GOAL: Reproduce only the lines that begin at the line with "What data populates" and run to the end of the entries; omit every picture.

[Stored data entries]
— START —

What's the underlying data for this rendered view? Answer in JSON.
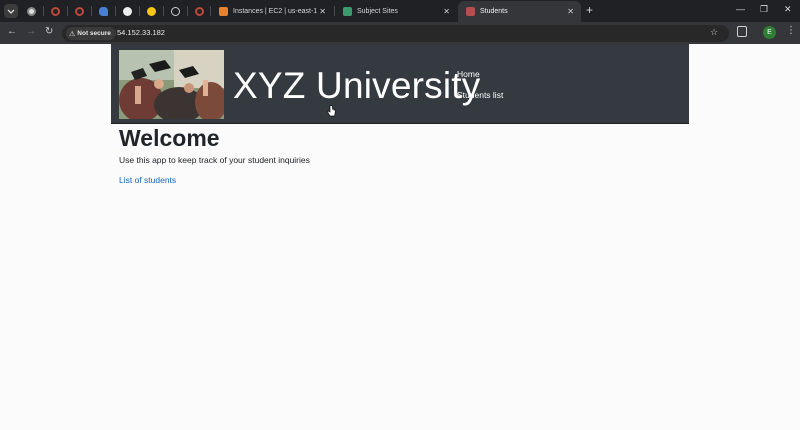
{
  "browser": {
    "tabs": [
      {
        "title": "Instances | EC2 | us-east-1",
        "favicon_color": "#e8822a"
      },
      {
        "title": "Subject Sites",
        "favicon_color": "#3c9b6e"
      },
      {
        "title": "Students",
        "favicon_color": "#b0514f"
      }
    ],
    "pinned_icons": [
      "chrome-icon",
      "target-icon",
      "target-icon",
      "rocket-icon",
      "github-icon",
      "bitmoji-icon",
      "globe-icon",
      "target-icon"
    ],
    "security_label": "Not secure",
    "url": "54.152.33.182",
    "profile_initial": "E"
  },
  "header": {
    "brand": "XYZ University",
    "nav": [
      {
        "label": "Home"
      },
      {
        "label": "Students list"
      }
    ]
  },
  "main": {
    "title": "Welcome",
    "intro": "Use this app to keep track of your student inquiries",
    "link": "List of students"
  }
}
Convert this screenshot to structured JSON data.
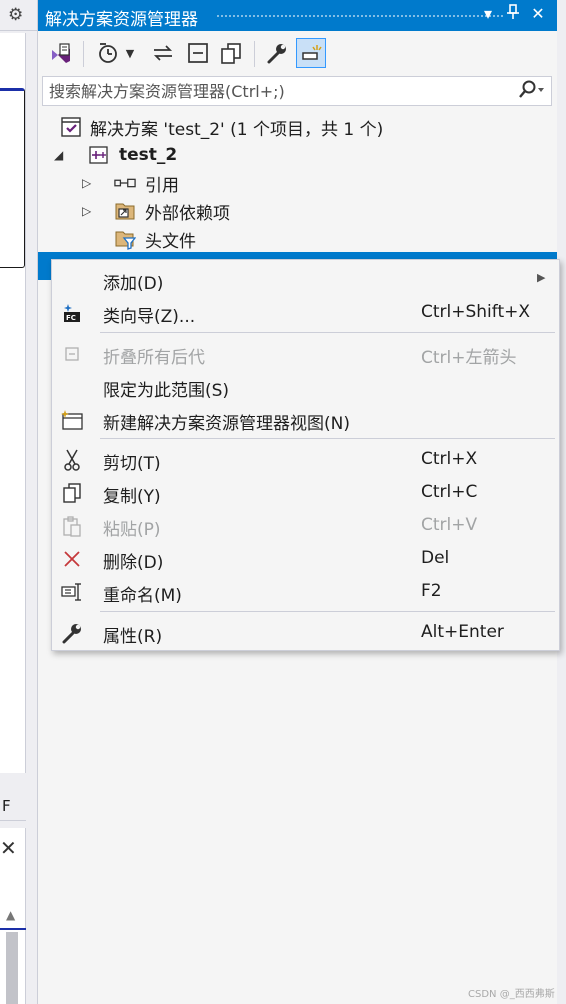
{
  "left_panel": {
    "truncated_letter": "F"
  },
  "pane": {
    "title": "解决方案资源管理器",
    "accent": "#007acc",
    "title_buttons": [
      "dropdown-icon",
      "pin-icon",
      "close-icon"
    ]
  },
  "toolbar": {
    "items": [
      "vs-solution-icon",
      "history-icon",
      "sync-icon",
      "collapse-all-icon",
      "copy-view-icon",
      "properties-icon",
      "preview-selected-icon"
    ]
  },
  "search": {
    "placeholder": "搜索解决方案资源管理器(Ctrl+;)"
  },
  "tree": {
    "solution_label": "解决方案 'test_2' (1 个项目，共 1 个)",
    "project_label": "test_2",
    "items": [
      {
        "label": "引用",
        "icon": "references-icon"
      },
      {
        "label": "外部依赖项",
        "icon": "external-deps-icon"
      },
      {
        "label": "头文件",
        "icon": "filter-folder-icon"
      }
    ]
  },
  "context_menu": {
    "items": [
      {
        "label": "添加(D)",
        "shortcut": "",
        "icon": "",
        "submenu": true,
        "disabled": false
      },
      {
        "label": "类向导(Z)...",
        "shortcut": "Ctrl+Shift+X",
        "icon": "class-wizard-icon",
        "disabled": false
      },
      {
        "label": "折叠所有后代",
        "shortcut": "Ctrl+左箭头",
        "icon": "collapse-icon",
        "disabled": true
      },
      {
        "label": "限定为此范围(S)",
        "shortcut": "",
        "icon": "",
        "disabled": false
      },
      {
        "label": "新建解决方案资源管理器视图(N)",
        "shortcut": "",
        "icon": "new-view-icon",
        "disabled": false
      },
      {
        "label": "剪切(T)",
        "shortcut": "Ctrl+X",
        "icon": "scissors-icon",
        "disabled": false
      },
      {
        "label": "复制(Y)",
        "shortcut": "Ctrl+C",
        "icon": "copy-icon",
        "disabled": false
      },
      {
        "label": "粘贴(P)",
        "shortcut": "Ctrl+V",
        "icon": "paste-icon",
        "disabled": true
      },
      {
        "label": "删除(D)",
        "shortcut": "Del",
        "icon": "delete-icon",
        "disabled": false
      },
      {
        "label": "重命名(M)",
        "shortcut": "F2",
        "icon": "rename-icon",
        "disabled": false
      },
      {
        "label": "属性(R)",
        "shortcut": "Alt+Enter",
        "icon": "wrench-icon",
        "disabled": false
      }
    ]
  },
  "watermark": "CSDN @_西西弗斯"
}
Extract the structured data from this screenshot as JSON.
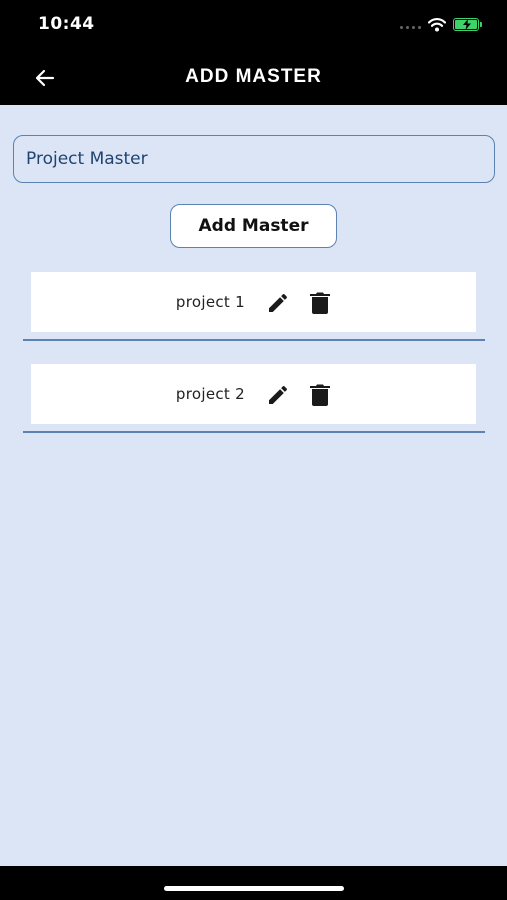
{
  "status_bar": {
    "time": "10:44"
  },
  "header": {
    "title": "ADD MASTER"
  },
  "form": {
    "input_value": "Project Master",
    "add_button_label": "Add Master"
  },
  "list": {
    "items": [
      {
        "label": "project 1"
      },
      {
        "label": "project 2"
      }
    ]
  },
  "icons": {
    "back": "arrow-left-icon",
    "edit": "pencil-icon",
    "delete": "trash-icon",
    "wifi": "wifi-icon",
    "battery": "battery-charging-icon"
  },
  "colors": {
    "background": "#dbe5f6",
    "header": "#000000",
    "accent_border": "#5b82b0",
    "input_text": "#1f4470",
    "battery": "#3fd26a"
  }
}
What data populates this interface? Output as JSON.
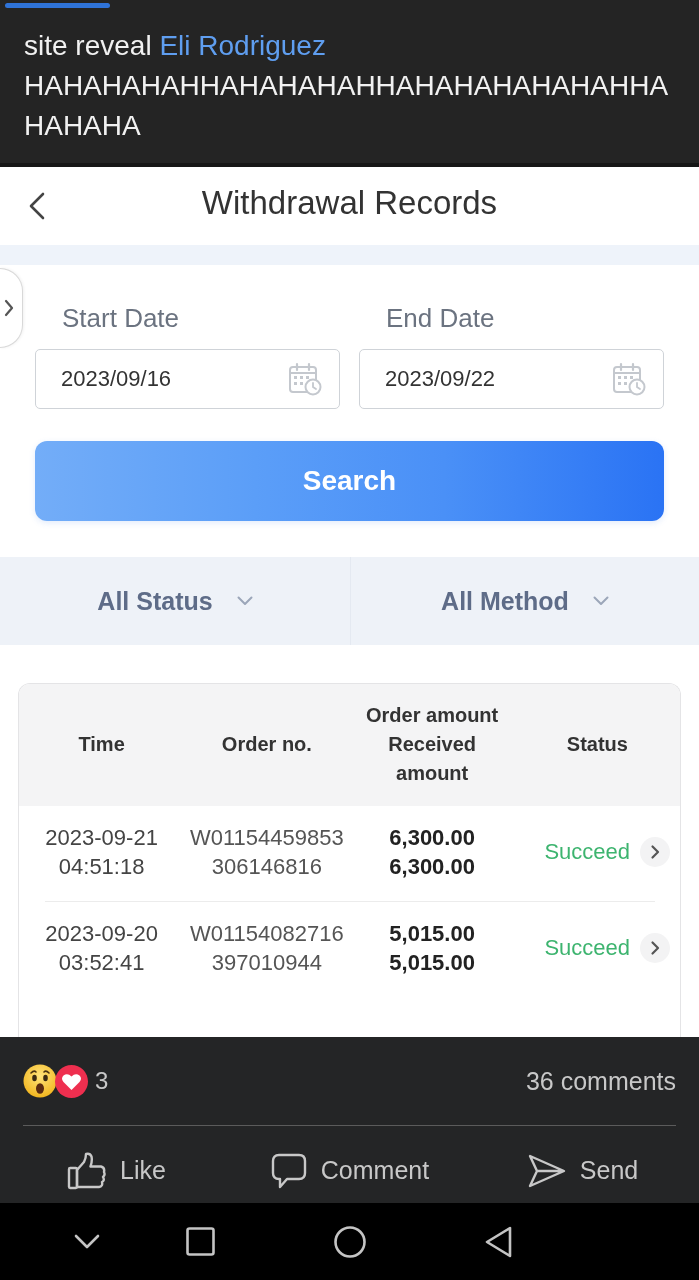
{
  "post": {
    "caption": {
      "prefix": "site reveal",
      "mention": "Eli Rodriguez",
      "text": "HAHAHAHAHHAHAHAHAHHAHAHAHAHAHAHHAHAHAHA"
    }
  },
  "screen": {
    "title": "Withdrawal Records",
    "date_form": {
      "fields": [
        {
          "label": "Start Date",
          "value": "2023/09/16"
        },
        {
          "label": "End Date",
          "value": "2023/09/22"
        }
      ],
      "search_button": "Search"
    },
    "filters": [
      {
        "label": "All Status"
      },
      {
        "label": "All Method"
      }
    ],
    "table": {
      "columns": [
        "Time",
        "Order no.",
        "Order amount Received amount",
        "Status"
      ],
      "rows": [
        {
          "time": "2023-09-21 04:51:18",
          "order_no": "W01154459853306146816",
          "order_amount": "6,300.00",
          "received_amount": "6,300.00",
          "status": "Succeed"
        },
        {
          "time": "2023-09-20 03:52:41",
          "order_no": "W01154082716397010944",
          "order_amount": "5,015.00",
          "received_amount": "5,015.00",
          "status": "Succeed"
        }
      ]
    }
  },
  "reactions": {
    "count": "3",
    "comments": "36 comments"
  },
  "actions": [
    {
      "kind": "like",
      "label": "Like"
    },
    {
      "kind": "comment",
      "label": "Comment"
    },
    {
      "kind": "send",
      "label": "Send"
    }
  ]
}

— END —

RESULT OF THE TASK:
What data populates this interface? Output as JSON.
{
  "post": {
    "caption": {
      "prefix": "site reveal",
      "mention": "Eli Rodriguez",
      "text": "HAHAHAHAHHAHAHAHAHHAHAHAHAHAHAHHAHAHAHA"
    }
  },
  "screen": {
    "title": "Withdrawal Records",
    "date_form": {
      "fields": [
        {
          "label": "Start Date",
          "value": "2023/09/16"
        },
        {
          "label": "End Date",
          "value": "2023/09/22"
        }
      ],
      "search_button": "Search"
    },
    "filters": [
      {
        "label": "All Status"
      },
      {
        "label": "All Method"
      }
    ],
    "table": {
      "columns": [
        "Time",
        "Order no.",
        "Order amount Received amount",
        "Status"
      ],
      "rows": [
        {
          "time": "2023-09-21 04:51:18",
          "order_no": "W01154459853306146816",
          "order_amount": "6,300.00",
          "received_amount": "6,300.00",
          "status": "Succeed"
        },
        {
          "time": "2023-09-20 03:52:41",
          "order_no": "W01154082716397010944",
          "order_amount": "5,015.00",
          "received_amount": "5,015.00",
          "status": "Succeed"
        }
      ]
    }
  },
  "reactions": {
    "count": "3",
    "comments": "36 comments"
  },
  "actions": [
    {
      "kind": "like",
      "label": "Like"
    },
    {
      "kind": "comment",
      "label": "Comment"
    },
    {
      "kind": "send",
      "label": "Send"
    }
  ]
}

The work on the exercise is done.